Dataset excerpts:
:::

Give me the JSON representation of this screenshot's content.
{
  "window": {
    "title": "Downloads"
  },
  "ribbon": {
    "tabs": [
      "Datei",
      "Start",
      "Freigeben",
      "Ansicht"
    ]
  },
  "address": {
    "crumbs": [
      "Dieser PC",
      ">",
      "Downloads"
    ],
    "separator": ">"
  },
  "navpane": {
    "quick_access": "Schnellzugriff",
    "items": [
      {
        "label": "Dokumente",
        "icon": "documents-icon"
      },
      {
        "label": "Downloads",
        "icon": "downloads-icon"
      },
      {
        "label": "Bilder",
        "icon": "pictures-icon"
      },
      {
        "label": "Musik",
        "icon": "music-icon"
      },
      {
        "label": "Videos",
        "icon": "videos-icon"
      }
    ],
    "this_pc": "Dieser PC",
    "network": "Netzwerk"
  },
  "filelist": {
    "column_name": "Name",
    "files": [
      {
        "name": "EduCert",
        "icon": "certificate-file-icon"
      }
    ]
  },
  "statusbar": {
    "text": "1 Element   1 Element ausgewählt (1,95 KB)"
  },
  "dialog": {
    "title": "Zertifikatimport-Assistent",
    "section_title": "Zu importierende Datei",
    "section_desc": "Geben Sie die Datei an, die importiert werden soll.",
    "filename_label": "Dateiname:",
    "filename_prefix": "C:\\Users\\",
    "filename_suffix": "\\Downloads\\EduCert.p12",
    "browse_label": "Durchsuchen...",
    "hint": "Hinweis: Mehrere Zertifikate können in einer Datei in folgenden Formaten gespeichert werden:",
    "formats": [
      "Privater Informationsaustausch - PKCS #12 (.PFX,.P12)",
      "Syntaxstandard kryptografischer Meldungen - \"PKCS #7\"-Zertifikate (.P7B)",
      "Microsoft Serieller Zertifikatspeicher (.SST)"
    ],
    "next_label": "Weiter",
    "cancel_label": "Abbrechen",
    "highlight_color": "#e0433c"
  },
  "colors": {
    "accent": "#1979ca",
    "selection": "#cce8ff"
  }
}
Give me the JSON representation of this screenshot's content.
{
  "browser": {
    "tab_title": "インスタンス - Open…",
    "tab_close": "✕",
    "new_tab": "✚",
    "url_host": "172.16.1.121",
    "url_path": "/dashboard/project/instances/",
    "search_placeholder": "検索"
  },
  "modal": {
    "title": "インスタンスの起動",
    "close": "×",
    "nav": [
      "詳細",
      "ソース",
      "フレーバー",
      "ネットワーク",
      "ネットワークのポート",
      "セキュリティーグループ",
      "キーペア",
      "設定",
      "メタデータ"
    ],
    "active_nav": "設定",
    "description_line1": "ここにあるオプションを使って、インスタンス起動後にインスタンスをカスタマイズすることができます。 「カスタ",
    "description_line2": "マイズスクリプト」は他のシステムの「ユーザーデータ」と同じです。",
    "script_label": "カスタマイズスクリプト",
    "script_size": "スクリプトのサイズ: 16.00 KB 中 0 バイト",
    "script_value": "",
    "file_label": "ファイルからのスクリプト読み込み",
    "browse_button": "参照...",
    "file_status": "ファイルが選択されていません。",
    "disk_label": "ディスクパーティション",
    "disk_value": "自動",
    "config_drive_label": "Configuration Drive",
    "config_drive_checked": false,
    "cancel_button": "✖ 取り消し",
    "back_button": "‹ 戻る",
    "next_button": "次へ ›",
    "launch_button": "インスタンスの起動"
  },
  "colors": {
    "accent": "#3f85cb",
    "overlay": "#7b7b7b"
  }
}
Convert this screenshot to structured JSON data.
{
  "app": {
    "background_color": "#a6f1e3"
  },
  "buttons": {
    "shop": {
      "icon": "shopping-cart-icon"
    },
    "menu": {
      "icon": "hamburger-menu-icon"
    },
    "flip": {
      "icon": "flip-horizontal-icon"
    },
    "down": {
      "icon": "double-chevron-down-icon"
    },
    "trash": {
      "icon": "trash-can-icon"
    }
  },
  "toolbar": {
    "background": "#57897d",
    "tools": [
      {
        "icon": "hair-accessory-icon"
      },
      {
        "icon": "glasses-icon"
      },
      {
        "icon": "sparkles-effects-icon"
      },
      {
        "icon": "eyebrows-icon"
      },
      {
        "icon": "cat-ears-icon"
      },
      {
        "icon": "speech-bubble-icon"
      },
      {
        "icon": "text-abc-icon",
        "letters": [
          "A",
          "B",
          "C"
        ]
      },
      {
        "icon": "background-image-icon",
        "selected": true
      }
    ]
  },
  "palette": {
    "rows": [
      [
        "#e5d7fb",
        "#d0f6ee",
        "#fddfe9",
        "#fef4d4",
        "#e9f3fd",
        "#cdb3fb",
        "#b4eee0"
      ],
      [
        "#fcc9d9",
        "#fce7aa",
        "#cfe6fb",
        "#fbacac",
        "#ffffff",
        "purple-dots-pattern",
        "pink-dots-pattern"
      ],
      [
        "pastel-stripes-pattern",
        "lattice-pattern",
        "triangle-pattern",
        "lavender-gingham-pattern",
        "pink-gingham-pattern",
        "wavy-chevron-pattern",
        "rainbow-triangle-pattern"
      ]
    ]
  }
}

:::

From the first line to the last, retype the data exactly.

▶ **Final result**:
Give me the JSON representation of this screenshot's content.
{
  "window": {
    "title": "Downloads"
  },
  "ribbon": {
    "tabs": [
      "Datei",
      "Start",
      "Freigeben",
      "Ansicht"
    ]
  },
  "address": {
    "crumbs": [
      "Dieser PC",
      ">",
      "Downloads"
    ],
    "separator": ">"
  },
  "navpane": {
    "quick_access": "Schnellzugriff",
    "items": [
      {
        "label": "Dokumente",
        "icon": "documents-icon"
      },
      {
        "label": "Downloads",
        "icon": "downloads-icon"
      },
      {
        "label": "Bilder",
        "icon": "pictures-icon"
      },
      {
        "label": "Musik",
        "icon": "music-icon"
      },
      {
        "label": "Videos",
        "icon": "videos-icon"
      }
    ],
    "this_pc": "Dieser PC",
    "network": "Netzwerk"
  },
  "filelist": {
    "column_name": "Name",
    "files": [
      {
        "name": "EduCert",
        "icon": "certificate-file-icon"
      }
    ]
  },
  "statusbar": {
    "text": "1 Element   1 Element ausgewählt (1,95 KB)"
  },
  "dialog": {
    "title": "Zertifikatimport-Assistent",
    "section_title": "Zu importierende Datei",
    "section_desc": "Geben Sie die Datei an, die importiert werden soll.",
    "filename_label": "Dateiname:",
    "filename_prefix": "C:\\Users\\",
    "filename_suffix": "\\Downloads\\EduCert.p12",
    "browse_label": "Durchsuchen...",
    "hint": "Hinweis: Mehrere Zertifikate können in einer Datei in folgenden Formaten gespeichert werden:",
    "formats": [
      "Privater Informationsaustausch - PKCS #12 (.PFX,.P12)",
      "Syntaxstandard kryptografischer Meldungen - \"PKCS #7\"-Zertifikate (.P7B)",
      "Microsoft Serieller Zertifikatspeicher (.SST)"
    ],
    "next_label": "Weiter",
    "cancel_label": "Abbrechen",
    "highlight_color": "#e0433c"
  },
  "colors": {
    "accent": "#1979ca",
    "selection": "#cce8ff"
  }
}
Give me the JSON representation of this screenshot's content.
{
  "browser": {
    "tab_title": "インスタンス - Open…",
    "tab_close": "✕",
    "new_tab": "✚",
    "url_host": "172.16.1.121",
    "url_path": "/dashboard/project/instances/",
    "search_placeholder": "検索"
  },
  "modal": {
    "title": "インスタンスの起動",
    "close": "×",
    "nav": [
      "詳細",
      "ソース",
      "フレーバー",
      "ネットワーク",
      "ネットワークのポート",
      "セキュリティーグループ",
      "キーペア",
      "設定",
      "メタデータ"
    ],
    "active_nav": "設定",
    "description_line1": "ここにあるオプションを使って、インスタンス起動後にインスタンスをカスタマイズすることができます。 「カスタ",
    "description_line2": "マイズスクリプト」は他のシステムの「ユーザーデータ」と同じです。",
    "script_label": "カスタマイズスクリプト",
    "script_size": "スクリプトのサイズ: 16.00 KB 中 0 バイト",
    "script_value": "",
    "file_label": "ファイルからのスクリプト読み込み",
    "browse_button": "参照...",
    "file_status": "ファイルが選択されていません。",
    "disk_label": "ディスクパーティション",
    "disk_value": "自動",
    "config_drive_label": "Configuration Drive",
    "config_drive_checked": false,
    "cancel_button": "✖ 取り消し",
    "back_button": "‹ 戻る",
    "next_button": "次へ ›",
    "launch_button": "インスタンスの起動"
  },
  "colors": {
    "accent": "#3f85cb",
    "overlay": "#7b7b7b"
  }
}
Convert this screenshot to structured JSON data.
{
  "app": {
    "background_color": "#a6f1e3"
  },
  "buttons": {
    "shop": {
      "icon": "shopping-cart-icon"
    },
    "menu": {
      "icon": "hamburger-menu-icon"
    },
    "flip": {
      "icon": "flip-horizontal-icon"
    },
    "down": {
      "icon": "double-chevron-down-icon"
    },
    "trash": {
      "icon": "trash-can-icon"
    }
  },
  "toolbar": {
    "background": "#57897d",
    "tools": [
      {
        "icon": "hair-accessory-icon"
      },
      {
        "icon": "glasses-icon"
      },
      {
        "icon": "sparkles-effects-icon"
      },
      {
        "icon": "eyebrows-icon"
      },
      {
        "icon": "cat-ears-icon"
      },
      {
        "icon": "speech-bubble-icon"
      },
      {
        "icon": "text-abc-icon",
        "letters": [
          "A",
          "B",
          "C"
        ]
      },
      {
        "icon": "background-image-icon",
        "selected": true
      }
    ]
  },
  "palette": {
    "rows": [
      [
        "#e5d7fb",
        "#d0f6ee",
        "#fddfe9",
        "#fef4d4",
        "#e9f3fd",
        "#cdb3fb",
        "#b4eee0"
      ],
      [
        "#fcc9d9",
        "#fce7aa",
        "#cfe6fb",
        "#fbacac",
        "#ffffff",
        "purple-dots-pattern",
        "pink-dots-pattern"
      ],
      [
        "pastel-stripes-pattern",
        "lattice-pattern",
        "triangle-pattern",
        "lavender-gingham-pattern",
        "pink-gingham-pattern",
        "wavy-chevron-pattern",
        "rainbow-triangle-pattern"
      ]
    ]
  }
}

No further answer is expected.